▸ Exercise prompt:
Please pull out every line that includes the string "this".

%%

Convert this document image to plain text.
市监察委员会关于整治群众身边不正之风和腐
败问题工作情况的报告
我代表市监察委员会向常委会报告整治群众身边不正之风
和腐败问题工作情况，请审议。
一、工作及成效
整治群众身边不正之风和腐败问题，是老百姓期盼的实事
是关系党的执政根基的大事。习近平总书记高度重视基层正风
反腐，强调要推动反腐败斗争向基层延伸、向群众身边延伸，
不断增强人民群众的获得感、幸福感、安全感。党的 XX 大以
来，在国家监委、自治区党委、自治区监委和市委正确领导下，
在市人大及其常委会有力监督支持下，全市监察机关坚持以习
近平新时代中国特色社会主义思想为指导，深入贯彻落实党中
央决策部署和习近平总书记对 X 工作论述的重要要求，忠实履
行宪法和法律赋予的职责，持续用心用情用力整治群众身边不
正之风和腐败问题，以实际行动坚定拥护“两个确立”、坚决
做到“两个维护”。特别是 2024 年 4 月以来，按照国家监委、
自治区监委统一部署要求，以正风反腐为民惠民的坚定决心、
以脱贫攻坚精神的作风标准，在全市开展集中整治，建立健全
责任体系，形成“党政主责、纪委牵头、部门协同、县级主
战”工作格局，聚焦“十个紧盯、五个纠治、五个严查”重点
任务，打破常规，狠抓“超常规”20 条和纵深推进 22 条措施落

%%
%%

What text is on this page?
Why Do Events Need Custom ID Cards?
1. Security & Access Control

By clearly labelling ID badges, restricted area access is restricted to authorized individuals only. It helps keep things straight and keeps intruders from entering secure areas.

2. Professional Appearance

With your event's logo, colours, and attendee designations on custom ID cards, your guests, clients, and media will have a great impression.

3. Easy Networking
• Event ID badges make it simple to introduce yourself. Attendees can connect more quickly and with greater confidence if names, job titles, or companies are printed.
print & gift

%%

▸ Written answer:
Convert this document image to plain text.
What text is on this page?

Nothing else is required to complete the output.